Identify each line containing the word "bottom" and copy it.
## Begin RECORDS TO PROCESS
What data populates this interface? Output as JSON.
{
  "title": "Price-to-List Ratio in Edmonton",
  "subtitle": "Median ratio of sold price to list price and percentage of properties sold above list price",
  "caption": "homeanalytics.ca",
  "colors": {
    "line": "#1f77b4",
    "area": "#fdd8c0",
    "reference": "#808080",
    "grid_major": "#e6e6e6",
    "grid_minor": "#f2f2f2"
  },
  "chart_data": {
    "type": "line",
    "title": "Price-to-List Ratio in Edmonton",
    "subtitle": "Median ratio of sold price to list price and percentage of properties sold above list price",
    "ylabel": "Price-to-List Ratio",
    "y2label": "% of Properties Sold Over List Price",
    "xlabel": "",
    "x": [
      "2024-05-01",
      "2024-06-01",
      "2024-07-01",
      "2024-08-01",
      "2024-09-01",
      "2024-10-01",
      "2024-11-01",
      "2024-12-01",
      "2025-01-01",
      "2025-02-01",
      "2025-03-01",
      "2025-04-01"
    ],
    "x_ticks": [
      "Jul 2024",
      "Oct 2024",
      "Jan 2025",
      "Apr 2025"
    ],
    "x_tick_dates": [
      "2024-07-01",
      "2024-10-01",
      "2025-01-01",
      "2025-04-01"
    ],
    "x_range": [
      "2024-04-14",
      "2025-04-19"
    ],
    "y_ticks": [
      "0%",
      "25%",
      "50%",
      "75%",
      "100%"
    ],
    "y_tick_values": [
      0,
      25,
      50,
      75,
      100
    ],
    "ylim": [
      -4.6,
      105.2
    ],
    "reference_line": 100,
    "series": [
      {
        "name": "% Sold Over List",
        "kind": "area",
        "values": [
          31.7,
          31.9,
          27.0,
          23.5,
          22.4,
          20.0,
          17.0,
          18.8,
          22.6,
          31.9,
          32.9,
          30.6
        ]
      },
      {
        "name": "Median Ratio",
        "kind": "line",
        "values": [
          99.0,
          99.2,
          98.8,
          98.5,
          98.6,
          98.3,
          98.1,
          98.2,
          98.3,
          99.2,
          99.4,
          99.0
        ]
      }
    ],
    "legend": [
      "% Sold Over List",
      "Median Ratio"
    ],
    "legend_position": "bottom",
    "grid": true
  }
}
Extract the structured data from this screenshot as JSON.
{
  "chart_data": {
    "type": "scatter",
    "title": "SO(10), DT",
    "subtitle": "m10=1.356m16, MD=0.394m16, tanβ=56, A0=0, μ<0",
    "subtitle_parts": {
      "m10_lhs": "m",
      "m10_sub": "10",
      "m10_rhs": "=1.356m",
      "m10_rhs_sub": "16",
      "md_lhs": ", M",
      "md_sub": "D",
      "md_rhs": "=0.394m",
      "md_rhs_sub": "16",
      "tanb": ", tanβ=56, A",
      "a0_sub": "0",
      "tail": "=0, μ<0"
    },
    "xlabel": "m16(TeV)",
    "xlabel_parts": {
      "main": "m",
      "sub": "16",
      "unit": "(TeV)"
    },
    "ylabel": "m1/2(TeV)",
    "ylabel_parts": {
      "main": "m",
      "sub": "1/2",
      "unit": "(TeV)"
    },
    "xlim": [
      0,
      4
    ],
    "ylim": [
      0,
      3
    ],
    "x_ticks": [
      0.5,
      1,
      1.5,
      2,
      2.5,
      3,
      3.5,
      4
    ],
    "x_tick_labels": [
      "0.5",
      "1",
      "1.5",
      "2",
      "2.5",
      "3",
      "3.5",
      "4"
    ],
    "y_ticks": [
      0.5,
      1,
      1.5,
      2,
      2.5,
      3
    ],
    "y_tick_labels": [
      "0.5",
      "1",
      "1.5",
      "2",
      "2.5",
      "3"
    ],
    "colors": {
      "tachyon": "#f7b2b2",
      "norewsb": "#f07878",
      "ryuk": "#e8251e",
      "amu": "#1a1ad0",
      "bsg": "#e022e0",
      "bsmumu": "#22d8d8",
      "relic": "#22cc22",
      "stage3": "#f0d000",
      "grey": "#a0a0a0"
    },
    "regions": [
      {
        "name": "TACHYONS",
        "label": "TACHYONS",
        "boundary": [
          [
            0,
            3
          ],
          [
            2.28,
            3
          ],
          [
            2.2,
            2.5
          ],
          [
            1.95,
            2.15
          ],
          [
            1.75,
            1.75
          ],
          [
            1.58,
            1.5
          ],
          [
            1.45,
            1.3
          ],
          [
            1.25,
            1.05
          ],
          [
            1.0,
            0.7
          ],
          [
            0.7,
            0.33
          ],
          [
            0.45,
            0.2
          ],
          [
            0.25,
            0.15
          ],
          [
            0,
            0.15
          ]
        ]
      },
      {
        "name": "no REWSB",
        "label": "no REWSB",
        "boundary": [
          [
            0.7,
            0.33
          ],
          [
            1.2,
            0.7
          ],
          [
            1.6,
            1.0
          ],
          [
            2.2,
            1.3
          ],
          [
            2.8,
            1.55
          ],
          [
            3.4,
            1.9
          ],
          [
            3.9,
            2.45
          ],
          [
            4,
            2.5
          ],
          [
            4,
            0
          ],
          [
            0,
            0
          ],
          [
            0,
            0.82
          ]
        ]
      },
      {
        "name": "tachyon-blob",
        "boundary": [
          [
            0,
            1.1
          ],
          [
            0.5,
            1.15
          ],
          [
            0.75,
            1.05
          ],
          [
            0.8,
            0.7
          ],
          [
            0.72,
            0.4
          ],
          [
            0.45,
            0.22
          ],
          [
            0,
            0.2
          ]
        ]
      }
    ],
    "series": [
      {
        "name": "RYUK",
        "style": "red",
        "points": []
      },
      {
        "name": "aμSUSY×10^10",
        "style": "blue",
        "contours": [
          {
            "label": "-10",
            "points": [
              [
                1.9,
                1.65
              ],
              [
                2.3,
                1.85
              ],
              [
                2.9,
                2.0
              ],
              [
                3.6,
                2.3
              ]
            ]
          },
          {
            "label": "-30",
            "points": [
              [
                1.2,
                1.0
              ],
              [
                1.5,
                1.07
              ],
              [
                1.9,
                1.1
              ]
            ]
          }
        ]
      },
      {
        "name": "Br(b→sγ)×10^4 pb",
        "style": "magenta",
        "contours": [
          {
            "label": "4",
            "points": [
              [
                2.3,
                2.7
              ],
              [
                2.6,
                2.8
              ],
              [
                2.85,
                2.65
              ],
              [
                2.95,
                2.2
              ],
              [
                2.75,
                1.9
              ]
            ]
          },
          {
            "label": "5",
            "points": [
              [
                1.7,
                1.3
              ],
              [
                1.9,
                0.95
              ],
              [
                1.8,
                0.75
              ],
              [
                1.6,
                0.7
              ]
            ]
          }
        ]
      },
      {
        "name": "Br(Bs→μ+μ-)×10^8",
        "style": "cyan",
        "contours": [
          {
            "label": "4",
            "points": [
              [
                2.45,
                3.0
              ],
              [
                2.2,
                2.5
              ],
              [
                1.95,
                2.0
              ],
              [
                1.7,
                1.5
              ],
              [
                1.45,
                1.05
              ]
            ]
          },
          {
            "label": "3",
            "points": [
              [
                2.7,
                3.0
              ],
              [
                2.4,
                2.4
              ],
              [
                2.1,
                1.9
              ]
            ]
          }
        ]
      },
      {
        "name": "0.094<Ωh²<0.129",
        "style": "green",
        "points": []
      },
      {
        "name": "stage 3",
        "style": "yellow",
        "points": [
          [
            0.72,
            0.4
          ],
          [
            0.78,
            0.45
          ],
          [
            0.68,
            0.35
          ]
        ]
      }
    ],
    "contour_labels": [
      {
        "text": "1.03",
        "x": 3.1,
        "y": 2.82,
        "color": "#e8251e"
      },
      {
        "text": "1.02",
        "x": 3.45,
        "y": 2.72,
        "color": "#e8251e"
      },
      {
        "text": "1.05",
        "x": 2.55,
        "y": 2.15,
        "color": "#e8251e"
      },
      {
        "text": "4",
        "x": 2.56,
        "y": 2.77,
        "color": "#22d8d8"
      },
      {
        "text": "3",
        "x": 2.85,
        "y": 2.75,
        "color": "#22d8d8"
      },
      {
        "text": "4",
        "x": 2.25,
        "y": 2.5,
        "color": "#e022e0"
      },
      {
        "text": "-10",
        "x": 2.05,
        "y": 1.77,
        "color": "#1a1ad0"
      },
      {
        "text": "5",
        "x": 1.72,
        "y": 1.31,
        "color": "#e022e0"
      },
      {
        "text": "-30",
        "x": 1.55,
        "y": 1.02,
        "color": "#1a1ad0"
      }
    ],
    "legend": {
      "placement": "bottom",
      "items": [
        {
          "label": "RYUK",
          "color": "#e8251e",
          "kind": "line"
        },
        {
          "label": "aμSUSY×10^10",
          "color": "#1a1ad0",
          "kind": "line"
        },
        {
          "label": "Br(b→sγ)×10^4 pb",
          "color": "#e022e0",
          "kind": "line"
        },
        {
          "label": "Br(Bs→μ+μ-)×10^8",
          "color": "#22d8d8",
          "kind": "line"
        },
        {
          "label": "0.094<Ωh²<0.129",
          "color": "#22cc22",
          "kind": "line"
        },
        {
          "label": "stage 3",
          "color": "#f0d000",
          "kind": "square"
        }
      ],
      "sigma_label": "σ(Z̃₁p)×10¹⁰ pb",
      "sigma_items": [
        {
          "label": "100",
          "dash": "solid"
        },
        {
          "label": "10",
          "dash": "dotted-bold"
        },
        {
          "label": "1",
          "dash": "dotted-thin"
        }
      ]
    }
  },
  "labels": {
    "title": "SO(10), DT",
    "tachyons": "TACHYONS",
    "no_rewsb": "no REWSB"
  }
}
## End RECORDS TO PROCESS
▶ _CORRECT RESULT_:
    "legend_position": "bottom",
      "placement": "bottom",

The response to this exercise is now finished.